◆ Prompt: Return the material below in full and exactly.

[Start]

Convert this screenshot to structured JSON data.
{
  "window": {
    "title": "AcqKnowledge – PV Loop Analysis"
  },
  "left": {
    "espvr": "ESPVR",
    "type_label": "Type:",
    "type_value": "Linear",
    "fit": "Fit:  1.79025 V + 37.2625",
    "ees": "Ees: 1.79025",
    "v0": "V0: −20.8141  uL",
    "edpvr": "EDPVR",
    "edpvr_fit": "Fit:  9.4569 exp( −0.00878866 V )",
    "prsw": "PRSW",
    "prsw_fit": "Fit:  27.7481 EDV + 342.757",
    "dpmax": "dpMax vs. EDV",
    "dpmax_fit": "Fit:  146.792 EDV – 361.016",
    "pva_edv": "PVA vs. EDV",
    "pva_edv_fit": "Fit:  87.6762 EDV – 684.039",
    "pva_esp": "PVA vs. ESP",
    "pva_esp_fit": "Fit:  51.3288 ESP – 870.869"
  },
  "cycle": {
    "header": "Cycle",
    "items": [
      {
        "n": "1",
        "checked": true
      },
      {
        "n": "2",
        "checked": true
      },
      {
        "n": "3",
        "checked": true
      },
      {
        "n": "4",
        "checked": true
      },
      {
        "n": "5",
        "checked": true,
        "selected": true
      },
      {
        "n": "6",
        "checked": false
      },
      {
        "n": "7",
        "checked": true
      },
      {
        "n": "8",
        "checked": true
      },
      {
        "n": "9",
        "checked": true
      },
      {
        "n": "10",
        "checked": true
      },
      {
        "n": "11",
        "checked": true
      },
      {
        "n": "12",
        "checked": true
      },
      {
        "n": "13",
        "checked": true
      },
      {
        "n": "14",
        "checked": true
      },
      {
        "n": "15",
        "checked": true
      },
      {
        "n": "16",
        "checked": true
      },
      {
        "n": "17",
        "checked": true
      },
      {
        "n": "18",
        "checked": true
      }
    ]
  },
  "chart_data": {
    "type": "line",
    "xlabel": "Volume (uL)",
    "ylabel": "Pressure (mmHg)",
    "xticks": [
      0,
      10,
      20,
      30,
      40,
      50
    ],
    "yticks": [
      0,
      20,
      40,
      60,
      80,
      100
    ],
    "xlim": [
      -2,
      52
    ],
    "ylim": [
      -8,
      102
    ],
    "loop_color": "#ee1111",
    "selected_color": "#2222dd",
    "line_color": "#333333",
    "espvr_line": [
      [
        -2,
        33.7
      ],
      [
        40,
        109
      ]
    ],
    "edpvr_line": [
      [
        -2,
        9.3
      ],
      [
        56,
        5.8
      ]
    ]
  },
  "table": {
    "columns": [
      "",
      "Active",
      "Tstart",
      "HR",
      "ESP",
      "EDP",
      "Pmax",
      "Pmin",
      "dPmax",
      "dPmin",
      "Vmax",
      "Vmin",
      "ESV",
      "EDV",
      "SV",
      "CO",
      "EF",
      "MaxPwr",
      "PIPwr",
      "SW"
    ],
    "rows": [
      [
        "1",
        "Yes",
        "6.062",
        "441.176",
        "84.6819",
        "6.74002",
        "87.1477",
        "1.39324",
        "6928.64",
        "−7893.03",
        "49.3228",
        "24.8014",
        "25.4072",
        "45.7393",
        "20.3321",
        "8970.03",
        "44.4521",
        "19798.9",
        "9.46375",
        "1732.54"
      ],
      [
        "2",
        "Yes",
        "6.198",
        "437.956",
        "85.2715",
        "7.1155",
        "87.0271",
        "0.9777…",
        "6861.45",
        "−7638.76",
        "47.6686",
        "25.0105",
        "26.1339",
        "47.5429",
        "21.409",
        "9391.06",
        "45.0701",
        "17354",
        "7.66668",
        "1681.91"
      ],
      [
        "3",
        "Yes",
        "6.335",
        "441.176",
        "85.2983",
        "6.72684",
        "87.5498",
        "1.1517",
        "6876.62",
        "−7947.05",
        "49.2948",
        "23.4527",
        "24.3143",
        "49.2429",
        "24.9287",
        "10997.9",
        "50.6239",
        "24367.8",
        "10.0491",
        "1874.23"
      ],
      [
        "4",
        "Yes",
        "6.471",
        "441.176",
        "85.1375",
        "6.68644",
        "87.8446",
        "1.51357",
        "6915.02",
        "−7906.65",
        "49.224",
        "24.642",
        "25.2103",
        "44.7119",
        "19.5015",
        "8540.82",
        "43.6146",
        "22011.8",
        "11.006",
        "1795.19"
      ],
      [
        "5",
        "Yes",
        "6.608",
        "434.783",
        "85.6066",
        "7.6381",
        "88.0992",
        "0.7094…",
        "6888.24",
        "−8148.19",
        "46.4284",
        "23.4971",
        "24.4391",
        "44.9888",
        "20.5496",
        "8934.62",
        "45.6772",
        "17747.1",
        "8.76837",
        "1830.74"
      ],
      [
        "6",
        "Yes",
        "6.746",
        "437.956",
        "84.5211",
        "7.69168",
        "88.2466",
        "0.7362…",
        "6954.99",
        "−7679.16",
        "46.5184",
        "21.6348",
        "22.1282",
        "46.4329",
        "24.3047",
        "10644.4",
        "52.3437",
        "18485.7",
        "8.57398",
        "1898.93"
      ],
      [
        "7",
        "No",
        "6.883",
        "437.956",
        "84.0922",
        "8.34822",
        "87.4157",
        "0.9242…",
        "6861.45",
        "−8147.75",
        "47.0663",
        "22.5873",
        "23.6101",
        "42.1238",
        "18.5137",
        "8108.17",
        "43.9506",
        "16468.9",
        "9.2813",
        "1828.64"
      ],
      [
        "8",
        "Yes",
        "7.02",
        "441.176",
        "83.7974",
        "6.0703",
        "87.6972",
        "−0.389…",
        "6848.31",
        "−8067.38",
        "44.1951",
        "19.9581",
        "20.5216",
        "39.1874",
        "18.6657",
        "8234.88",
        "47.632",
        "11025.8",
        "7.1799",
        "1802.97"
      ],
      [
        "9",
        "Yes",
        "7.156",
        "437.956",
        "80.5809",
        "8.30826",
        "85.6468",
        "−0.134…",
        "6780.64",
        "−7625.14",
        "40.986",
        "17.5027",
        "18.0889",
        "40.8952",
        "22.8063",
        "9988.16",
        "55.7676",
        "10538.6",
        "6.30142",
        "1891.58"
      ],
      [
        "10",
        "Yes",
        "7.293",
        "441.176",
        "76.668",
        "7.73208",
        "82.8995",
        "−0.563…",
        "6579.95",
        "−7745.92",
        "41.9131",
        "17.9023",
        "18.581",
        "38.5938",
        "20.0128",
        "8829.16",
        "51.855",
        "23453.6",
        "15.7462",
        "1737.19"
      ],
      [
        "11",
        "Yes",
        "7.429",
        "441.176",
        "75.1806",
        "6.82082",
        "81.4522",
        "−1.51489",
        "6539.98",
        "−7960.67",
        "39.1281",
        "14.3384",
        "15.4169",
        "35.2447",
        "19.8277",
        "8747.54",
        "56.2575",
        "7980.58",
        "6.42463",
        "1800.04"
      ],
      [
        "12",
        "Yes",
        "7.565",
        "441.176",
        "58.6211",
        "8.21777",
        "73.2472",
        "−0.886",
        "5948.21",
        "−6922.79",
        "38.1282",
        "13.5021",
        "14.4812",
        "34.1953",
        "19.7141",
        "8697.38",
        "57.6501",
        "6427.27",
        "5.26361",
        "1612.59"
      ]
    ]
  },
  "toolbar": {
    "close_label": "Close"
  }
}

[End]

◆ Solution to this exercise:
Convert this screenshot to structured JSON data.
{
  "window": {
    "title": "AcqKnowledge – PV Loop Analysis"
  },
  "left": {
    "espvr": "ESPVR",
    "type_label": "Type:",
    "type_value": "Linear",
    "fit": "Fit:  1.79025 V + 37.2625",
    "ees": "Ees: 1.79025",
    "v0": "V0: −20.8141  uL",
    "edpvr": "EDPVR",
    "edpvr_fit": "Fit:  9.4569 exp( −0.00878866 V )",
    "prsw": "PRSW",
    "prsw_fit": "Fit:  27.7481 EDV + 342.757",
    "dpmax": "dpMax vs. EDV",
    "dpmax_fit": "Fit:  146.792 EDV – 361.016",
    "pva_edv": "PVA vs. EDV",
    "pva_edv_fit": "Fit:  87.6762 EDV – 684.039",
    "pva_esp": "PVA vs. ESP",
    "pva_esp_fit": "Fit:  51.3288 ESP – 870.869"
  },
  "cycle": {
    "header": "Cycle",
    "items": [
      {
        "n": "1",
        "checked": true
      },
      {
        "n": "2",
        "checked": true
      },
      {
        "n": "3",
        "checked": true
      },
      {
        "n": "4",
        "checked": true
      },
      {
        "n": "5",
        "checked": true,
        "selected": true
      },
      {
        "n": "6",
        "checked": false
      },
      {
        "n": "7",
        "checked": true
      },
      {
        "n": "8",
        "checked": true
      },
      {
        "n": "9",
        "checked": true
      },
      {
        "n": "10",
        "checked": true
      },
      {
        "n": "11",
        "checked": true
      },
      {
        "n": "12",
        "checked": true
      },
      {
        "n": "13",
        "checked": true
      },
      {
        "n": "14",
        "checked": true
      },
      {
        "n": "15",
        "checked": true
      },
      {
        "n": "16",
        "checked": true
      },
      {
        "n": "17",
        "checked": true
      },
      {
        "n": "18",
        "checked": true
      }
    ]
  },
  "chart_data": {
    "type": "line",
    "xlabel": "Volume (uL)",
    "ylabel": "Pressure (mmHg)",
    "xticks": [
      0,
      10,
      20,
      30,
      40,
      50
    ],
    "yticks": [
      0,
      20,
      40,
      60,
      80,
      100
    ],
    "xlim": [
      -2,
      52
    ],
    "ylim": [
      -8,
      102
    ],
    "loop_color": "#ee1111",
    "selected_color": "#2222dd",
    "line_color": "#333333",
    "espvr_line": [
      [
        -2,
        33.7
      ],
      [
        40,
        109
      ]
    ],
    "edpvr_line": [
      [
        -2,
        9.3
      ],
      [
        56,
        5.8
      ]
    ]
  },
  "table": {
    "columns": [
      "",
      "Active",
      "Tstart",
      "HR",
      "ESP",
      "EDP",
      "Pmax",
      "Pmin",
      "dPmax",
      "dPmin",
      "Vmax",
      "Vmin",
      "ESV",
      "EDV",
      "SV",
      "CO",
      "EF",
      "MaxPwr",
      "PIPwr",
      "SW"
    ],
    "rows": [
      [
        "1",
        "Yes",
        "6.062",
        "441.176",
        "84.6819",
        "6.74002",
        "87.1477",
        "1.39324",
        "6928.64",
        "−7893.03",
        "49.3228",
        "24.8014",
        "25.4072",
        "45.7393",
        "20.3321",
        "8970.03",
        "44.4521",
        "19798.9",
        "9.46375",
        "1732.54"
      ],
      [
        "2",
        "Yes",
        "6.198",
        "437.956",
        "85.2715",
        "7.1155",
        "87.0271",
        "0.9777…",
        "6861.45",
        "−7638.76",
        "47.6686",
        "25.0105",
        "26.1339",
        "47.5429",
        "21.409",
        "9391.06",
        "45.0701",
        "17354",
        "7.66668",
        "1681.91"
      ],
      [
        "3",
        "Yes",
        "6.335",
        "441.176",
        "85.2983",
        "6.72684",
        "87.5498",
        "1.1517",
        "6876.62",
        "−7947.05",
        "49.2948",
        "23.4527",
        "24.3143",
        "49.2429",
        "24.9287",
        "10997.9",
        "50.6239",
        "24367.8",
        "10.0491",
        "1874.23"
      ],
      [
        "4",
        "Yes",
        "6.471",
        "441.176",
        "85.1375",
        "6.68644",
        "87.8446",
        "1.51357",
        "6915.02",
        "−7906.65",
        "49.224",
        "24.642",
        "25.2103",
        "44.7119",
        "19.5015",
        "8540.82",
        "43.6146",
        "22011.8",
        "11.006",
        "1795.19"
      ],
      [
        "5",
        "Yes",
        "6.608",
        "434.783",
        "85.6066",
        "7.6381",
        "88.0992",
        "0.7094…",
        "6888.24",
        "−8148.19",
        "46.4284",
        "23.4971",
        "24.4391",
        "44.9888",
        "20.5496",
        "8934.62",
        "45.6772",
        "17747.1",
        "8.76837",
        "1830.74"
      ],
      [
        "6",
        "Yes",
        "6.746",
        "437.956",
        "84.5211",
        "7.69168",
        "88.2466",
        "0.7362…",
        "6954.99",
        "−7679.16",
        "46.5184",
        "21.6348",
        "22.1282",
        "46.4329",
        "24.3047",
        "10644.4",
        "52.3437",
        "18485.7",
        "8.57398",
        "1898.93"
      ],
      [
        "7",
        "No",
        "6.883",
        "437.956",
        "84.0922",
        "8.34822",
        "87.4157",
        "0.9242…",
        "6861.45",
        "−8147.75",
        "47.0663",
        "22.5873",
        "23.6101",
        "42.1238",
        "18.5137",
        "8108.17",
        "43.9506",
        "16468.9",
        "9.2813",
        "1828.64"
      ],
      [
        "8",
        "Yes",
        "7.02",
        "441.176",
        "83.7974",
        "6.0703",
        "87.6972",
        "−0.389…",
        "6848.31",
        "−8067.38",
        "44.1951",
        "19.9581",
        "20.5216",
        "39.1874",
        "18.6657",
        "8234.88",
        "47.632",
        "11025.8",
        "7.1799",
        "1802.97"
      ],
      [
        "9",
        "Yes",
        "7.156",
        "437.956",
        "80.5809",
        "8.30826",
        "85.6468",
        "−0.134…",
        "6780.64",
        "−7625.14",
        "40.986",
        "17.5027",
        "18.0889",
        "40.8952",
        "22.8063",
        "9988.16",
        "55.7676",
        "10538.6",
        "6.30142",
        "1891.58"
      ],
      [
        "10",
        "Yes",
        "7.293",
        "441.176",
        "76.668",
        "7.73208",
        "82.8995",
        "−0.563…",
        "6579.95",
        "−7745.92",
        "41.9131",
        "17.9023",
        "18.581",
        "38.5938",
        "20.0128",
        "8829.16",
        "51.855",
        "23453.6",
        "15.7462",
        "1737.19"
      ],
      [
        "11",
        "Yes",
        "7.429",
        "441.176",
        "75.1806",
        "6.82082",
        "81.4522",
        "−1.51489",
        "6539.98",
        "−7960.67",
        "39.1281",
        "14.3384",
        "15.4169",
        "35.2447",
        "19.8277",
        "8747.54",
        "56.2575",
        "7980.58",
        "6.42463",
        "1800.04"
      ],
      [
        "12",
        "Yes",
        "7.565",
        "441.176",
        "58.6211",
        "8.21777",
        "73.2472",
        "−0.886",
        "5948.21",
        "−6922.79",
        "38.1282",
        "13.5021",
        "14.4812",
        "34.1953",
        "19.7141",
        "8697.38",
        "57.6501",
        "6427.27",
        "5.26361",
        "1612.59"
      ]
    ]
  },
  "toolbar": {
    "close_label": "Close"
  }
}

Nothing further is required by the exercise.